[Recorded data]

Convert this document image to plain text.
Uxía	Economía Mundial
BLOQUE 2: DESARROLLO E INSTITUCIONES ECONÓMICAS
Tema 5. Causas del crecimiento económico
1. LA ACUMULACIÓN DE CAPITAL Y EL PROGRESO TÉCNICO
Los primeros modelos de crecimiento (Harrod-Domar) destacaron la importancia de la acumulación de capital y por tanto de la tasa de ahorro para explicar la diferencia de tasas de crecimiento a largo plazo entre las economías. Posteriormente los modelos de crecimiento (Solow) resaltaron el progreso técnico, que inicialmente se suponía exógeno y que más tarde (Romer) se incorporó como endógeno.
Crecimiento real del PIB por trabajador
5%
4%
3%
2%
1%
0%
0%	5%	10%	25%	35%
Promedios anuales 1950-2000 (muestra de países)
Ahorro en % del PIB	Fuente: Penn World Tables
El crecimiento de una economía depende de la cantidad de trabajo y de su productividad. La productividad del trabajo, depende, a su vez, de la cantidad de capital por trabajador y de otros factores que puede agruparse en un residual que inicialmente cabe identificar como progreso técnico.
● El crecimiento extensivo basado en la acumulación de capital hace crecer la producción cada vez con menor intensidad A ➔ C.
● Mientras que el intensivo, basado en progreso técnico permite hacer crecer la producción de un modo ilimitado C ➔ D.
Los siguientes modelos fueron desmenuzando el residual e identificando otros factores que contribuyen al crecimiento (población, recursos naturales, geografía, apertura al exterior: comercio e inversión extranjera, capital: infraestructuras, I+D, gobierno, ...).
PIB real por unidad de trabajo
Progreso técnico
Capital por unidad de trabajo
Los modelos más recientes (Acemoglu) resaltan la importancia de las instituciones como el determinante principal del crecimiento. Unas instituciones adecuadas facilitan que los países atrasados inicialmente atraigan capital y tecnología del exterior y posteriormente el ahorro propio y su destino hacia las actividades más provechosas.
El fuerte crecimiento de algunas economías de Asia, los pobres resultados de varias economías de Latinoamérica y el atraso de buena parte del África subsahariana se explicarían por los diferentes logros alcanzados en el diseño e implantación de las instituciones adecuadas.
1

* [GIVEN TASK] Recite the full listing above exactly.

* [THE COMPLETED TASK]
Convert this document image to plain text.
Uxía	Economía Mundial
BLOQUE 2: DESARROLLO E INSTITUCIONES ECONÓMICAS
Tema 5. Causas del crecimiento económico
1. LA ACUMULACIÓN DE CAPITAL Y EL PROGRESO TÉCNICO
Los primeros modelos de crecimiento (Harrod-Domar) destacaron la importancia de la acumulación de capital y por tanto de la tasa de ahorro para explicar la diferencia de tasas de crecimiento a largo plazo entre las economías. Posteriormente los modelos de crecimiento (Solow) resaltaron el progreso técnico, que inicialmente se suponía exógeno y que más tarde (Romer) se incorporó como endógeno.
Crecimiento real del PIB por trabajador
5%
4%
3%
2%
1%
0%
0%	5%	10%	25%	35%
Promedios anuales 1950-2000 (muestra de países)
Ahorro en % del PIB	Fuente: Penn World Tables
El crecimiento de una economía depende de la cantidad de trabajo y de su productividad. La productividad del trabajo, depende, a su vez, de la cantidad de capital por trabajador y de otros factores que puede agruparse en un residual que inicialmente cabe identificar como progreso técnico.
● El crecimiento extensivo basado en la acumulación de capital hace crecer la producción cada vez con menor intensidad A ➔ C.
● Mientras que el intensivo, basado en progreso técnico permite hacer crecer la producción de un modo ilimitado C ➔ D.
Los siguientes modelos fueron desmenuzando el residual e identificando otros factores que contribuyen al crecimiento (población, recursos naturales, geografía, apertura al exterior: comercio e inversión extranjera, capital: infraestructuras, I+D, gobierno, ...).
PIB real por unidad de trabajo
Progreso técnico
Capital por unidad de trabajo
Los modelos más recientes (Acemoglu) resaltan la importancia de las instituciones como el determinante principal del crecimiento. Unas instituciones adecuadas facilitan que los países atrasados inicialmente atraigan capital y tecnología del exterior y posteriormente el ahorro propio y su destino hacia las actividades más provechosas.
El fuerte crecimiento de algunas economías de Asia, los pobres resultados de varias economías de Latinoamérica y el atraso de buena parte del África subsahariana se explicarían por los diferentes logros alcanzados en el diseño e implantación de las instituciones adecuadas.
1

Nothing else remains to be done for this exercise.